→ Dataset items
+ + + + +
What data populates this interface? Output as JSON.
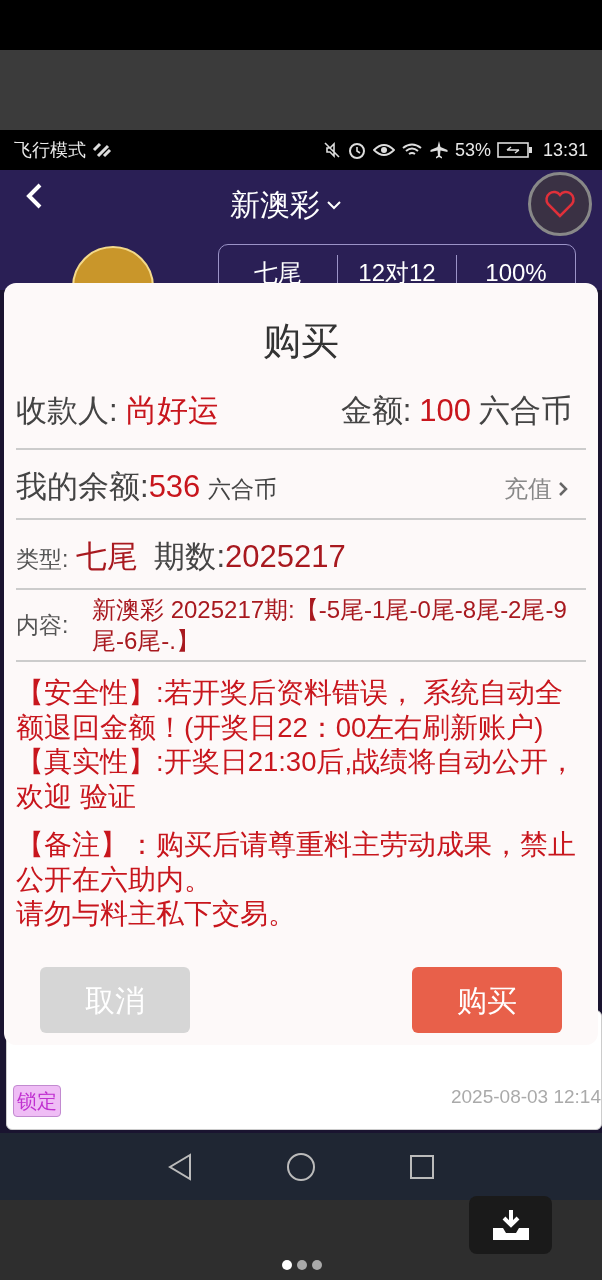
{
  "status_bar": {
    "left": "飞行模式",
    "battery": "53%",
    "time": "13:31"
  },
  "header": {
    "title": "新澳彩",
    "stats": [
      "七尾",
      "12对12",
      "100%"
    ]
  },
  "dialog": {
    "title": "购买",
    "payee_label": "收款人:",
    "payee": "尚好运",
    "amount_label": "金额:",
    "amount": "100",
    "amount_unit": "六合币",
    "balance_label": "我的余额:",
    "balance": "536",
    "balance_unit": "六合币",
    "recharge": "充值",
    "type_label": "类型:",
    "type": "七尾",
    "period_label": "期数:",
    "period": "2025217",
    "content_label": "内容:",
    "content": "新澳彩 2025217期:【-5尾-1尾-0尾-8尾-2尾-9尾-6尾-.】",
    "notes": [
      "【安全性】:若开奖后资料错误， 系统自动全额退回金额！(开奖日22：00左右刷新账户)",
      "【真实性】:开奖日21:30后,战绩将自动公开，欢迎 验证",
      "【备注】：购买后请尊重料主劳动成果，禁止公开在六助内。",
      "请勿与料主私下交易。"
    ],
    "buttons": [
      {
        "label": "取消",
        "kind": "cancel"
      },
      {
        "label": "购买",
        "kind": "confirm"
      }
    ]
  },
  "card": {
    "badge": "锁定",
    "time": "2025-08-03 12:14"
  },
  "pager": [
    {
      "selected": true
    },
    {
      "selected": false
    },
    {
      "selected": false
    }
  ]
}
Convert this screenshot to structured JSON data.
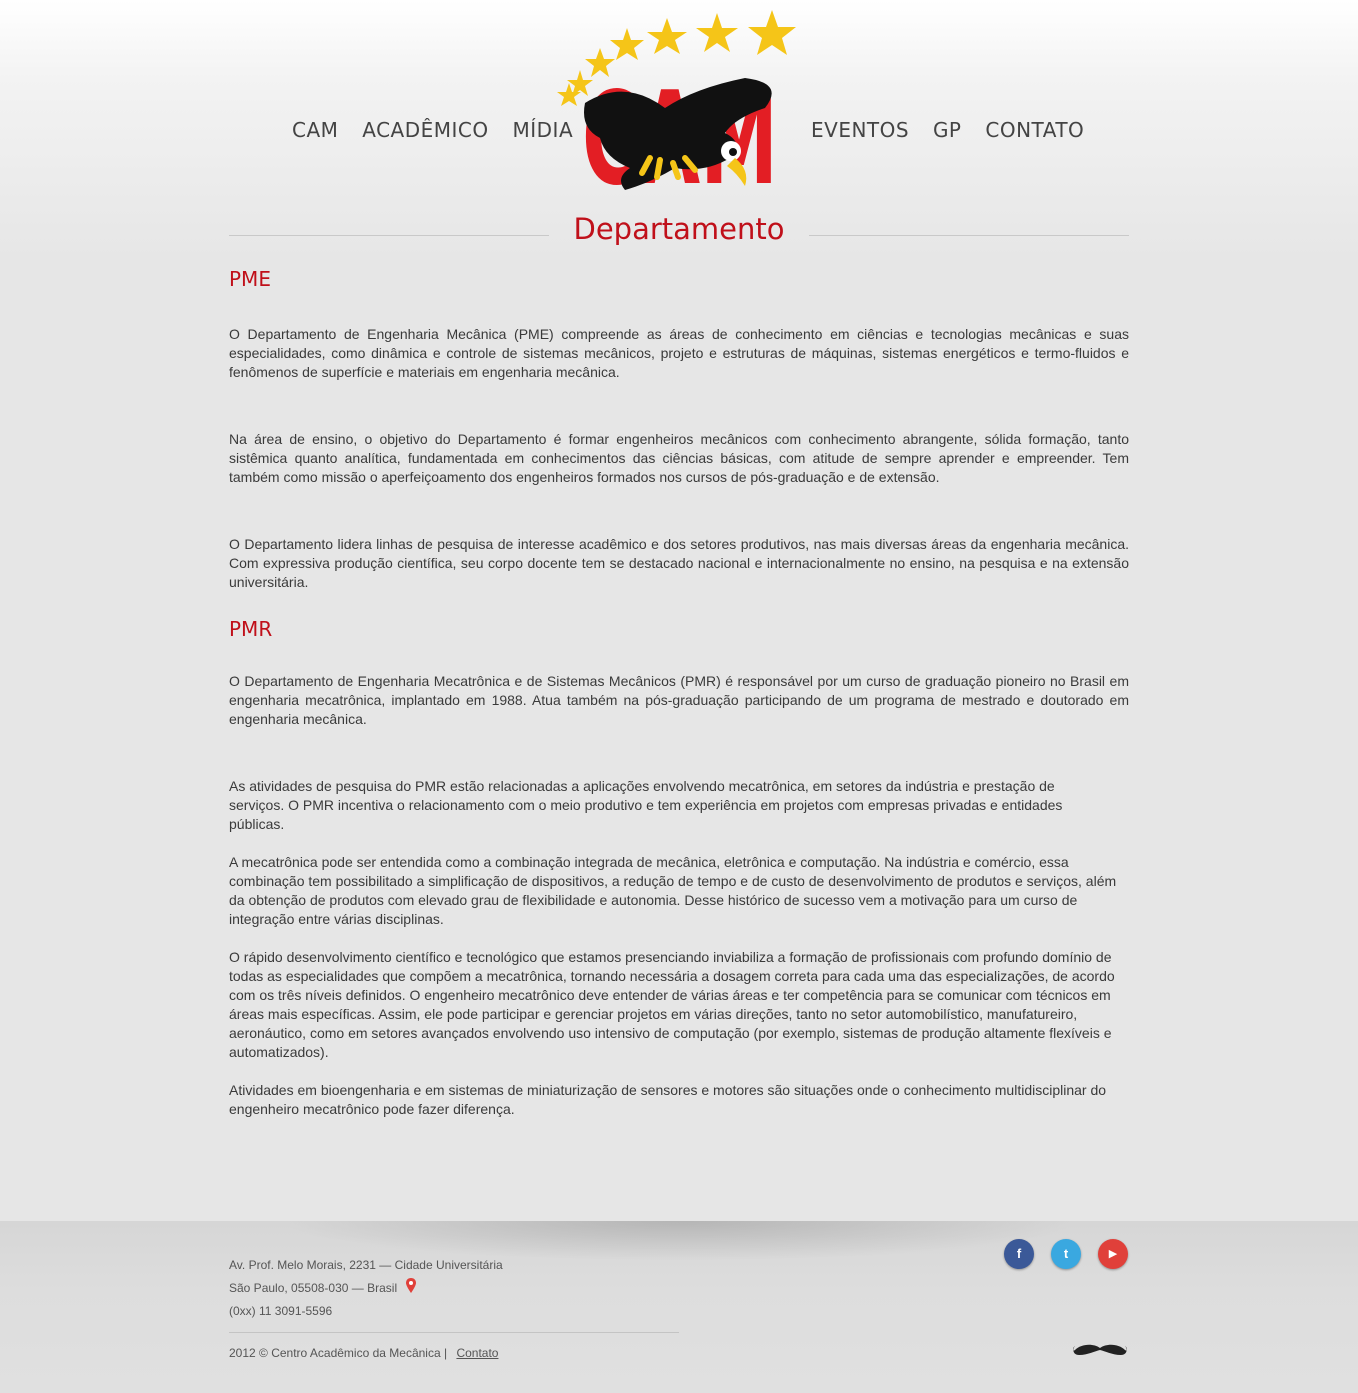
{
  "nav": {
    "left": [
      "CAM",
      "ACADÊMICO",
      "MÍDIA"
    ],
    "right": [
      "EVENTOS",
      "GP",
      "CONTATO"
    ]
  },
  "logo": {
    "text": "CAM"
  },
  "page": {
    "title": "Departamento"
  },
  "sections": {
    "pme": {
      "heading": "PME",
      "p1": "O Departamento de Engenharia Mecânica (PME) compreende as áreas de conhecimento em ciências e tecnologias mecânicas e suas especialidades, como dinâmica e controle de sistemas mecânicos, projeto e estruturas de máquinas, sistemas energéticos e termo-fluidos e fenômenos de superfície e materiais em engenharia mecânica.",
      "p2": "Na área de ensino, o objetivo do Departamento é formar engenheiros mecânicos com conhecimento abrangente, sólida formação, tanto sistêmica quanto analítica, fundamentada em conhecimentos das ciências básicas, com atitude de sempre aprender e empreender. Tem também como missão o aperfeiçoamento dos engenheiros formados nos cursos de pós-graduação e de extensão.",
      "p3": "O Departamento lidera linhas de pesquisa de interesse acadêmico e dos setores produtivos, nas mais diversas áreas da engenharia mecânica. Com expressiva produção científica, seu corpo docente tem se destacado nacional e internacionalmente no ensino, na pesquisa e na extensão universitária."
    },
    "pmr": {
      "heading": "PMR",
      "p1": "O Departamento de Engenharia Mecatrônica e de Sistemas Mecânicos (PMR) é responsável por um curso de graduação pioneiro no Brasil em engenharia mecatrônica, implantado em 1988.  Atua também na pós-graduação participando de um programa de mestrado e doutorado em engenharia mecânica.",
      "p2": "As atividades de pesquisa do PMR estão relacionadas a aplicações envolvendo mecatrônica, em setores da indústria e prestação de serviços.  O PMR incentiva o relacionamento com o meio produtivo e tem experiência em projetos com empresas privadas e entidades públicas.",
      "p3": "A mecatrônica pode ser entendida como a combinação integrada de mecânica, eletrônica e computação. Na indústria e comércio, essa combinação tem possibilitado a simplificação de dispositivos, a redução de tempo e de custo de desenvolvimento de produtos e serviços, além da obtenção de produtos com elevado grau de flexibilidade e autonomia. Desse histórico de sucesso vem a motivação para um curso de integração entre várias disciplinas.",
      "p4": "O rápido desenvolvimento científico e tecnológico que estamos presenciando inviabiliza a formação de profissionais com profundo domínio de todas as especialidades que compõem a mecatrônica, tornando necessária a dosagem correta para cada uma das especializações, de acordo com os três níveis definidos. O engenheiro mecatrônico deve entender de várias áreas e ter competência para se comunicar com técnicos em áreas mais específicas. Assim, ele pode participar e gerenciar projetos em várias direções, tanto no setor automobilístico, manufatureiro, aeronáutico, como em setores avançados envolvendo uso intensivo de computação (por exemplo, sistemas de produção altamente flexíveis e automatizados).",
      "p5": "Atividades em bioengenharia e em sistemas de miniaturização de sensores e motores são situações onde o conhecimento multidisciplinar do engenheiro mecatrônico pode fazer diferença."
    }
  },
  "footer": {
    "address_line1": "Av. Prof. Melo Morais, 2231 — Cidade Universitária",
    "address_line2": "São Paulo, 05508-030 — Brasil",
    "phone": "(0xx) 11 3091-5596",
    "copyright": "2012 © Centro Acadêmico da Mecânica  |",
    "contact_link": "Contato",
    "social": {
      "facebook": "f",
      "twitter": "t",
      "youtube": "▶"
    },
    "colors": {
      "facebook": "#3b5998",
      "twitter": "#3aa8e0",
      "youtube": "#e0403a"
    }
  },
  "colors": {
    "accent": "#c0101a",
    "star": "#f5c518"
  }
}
+ + + + +
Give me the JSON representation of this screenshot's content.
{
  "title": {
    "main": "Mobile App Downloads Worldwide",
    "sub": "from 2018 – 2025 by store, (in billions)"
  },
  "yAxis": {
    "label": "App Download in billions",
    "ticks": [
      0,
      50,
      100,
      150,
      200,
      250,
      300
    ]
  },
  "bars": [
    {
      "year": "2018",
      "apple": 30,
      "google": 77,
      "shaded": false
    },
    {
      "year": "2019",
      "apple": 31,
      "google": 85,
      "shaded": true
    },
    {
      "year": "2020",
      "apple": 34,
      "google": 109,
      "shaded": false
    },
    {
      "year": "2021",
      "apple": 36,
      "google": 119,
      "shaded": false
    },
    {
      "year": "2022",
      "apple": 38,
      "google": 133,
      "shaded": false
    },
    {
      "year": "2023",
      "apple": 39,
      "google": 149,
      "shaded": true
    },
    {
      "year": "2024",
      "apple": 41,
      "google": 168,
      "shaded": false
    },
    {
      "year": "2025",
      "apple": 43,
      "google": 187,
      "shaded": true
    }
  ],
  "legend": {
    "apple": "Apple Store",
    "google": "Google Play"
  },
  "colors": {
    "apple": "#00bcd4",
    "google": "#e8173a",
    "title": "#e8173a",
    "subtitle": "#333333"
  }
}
+ + + + +
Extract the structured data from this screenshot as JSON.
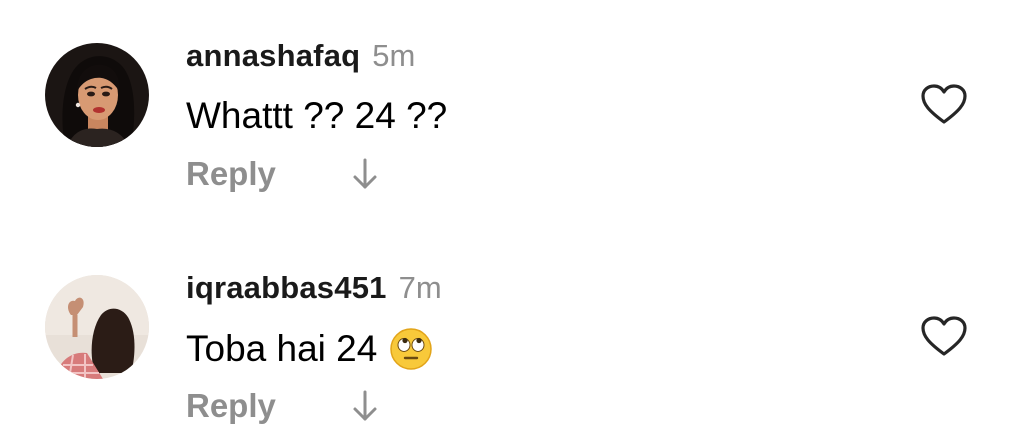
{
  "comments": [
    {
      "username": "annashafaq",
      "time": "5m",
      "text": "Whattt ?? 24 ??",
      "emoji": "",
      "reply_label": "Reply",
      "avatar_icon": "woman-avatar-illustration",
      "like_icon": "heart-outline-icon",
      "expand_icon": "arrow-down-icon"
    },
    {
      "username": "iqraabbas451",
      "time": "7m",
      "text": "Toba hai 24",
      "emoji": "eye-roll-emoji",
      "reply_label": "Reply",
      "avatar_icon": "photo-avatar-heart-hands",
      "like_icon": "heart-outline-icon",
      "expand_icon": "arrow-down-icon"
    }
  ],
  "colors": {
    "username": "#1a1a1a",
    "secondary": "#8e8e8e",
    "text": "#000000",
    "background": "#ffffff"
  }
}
+ + + + +
→ WRITTEN INSTRUCTION
Return each line with "screenshot".

→ OUTPUT
Convert this screenshot to structured JSON data.
Give me the JSON representation of this screenshot's content.
Extract the structured data from this screenshot as JSON.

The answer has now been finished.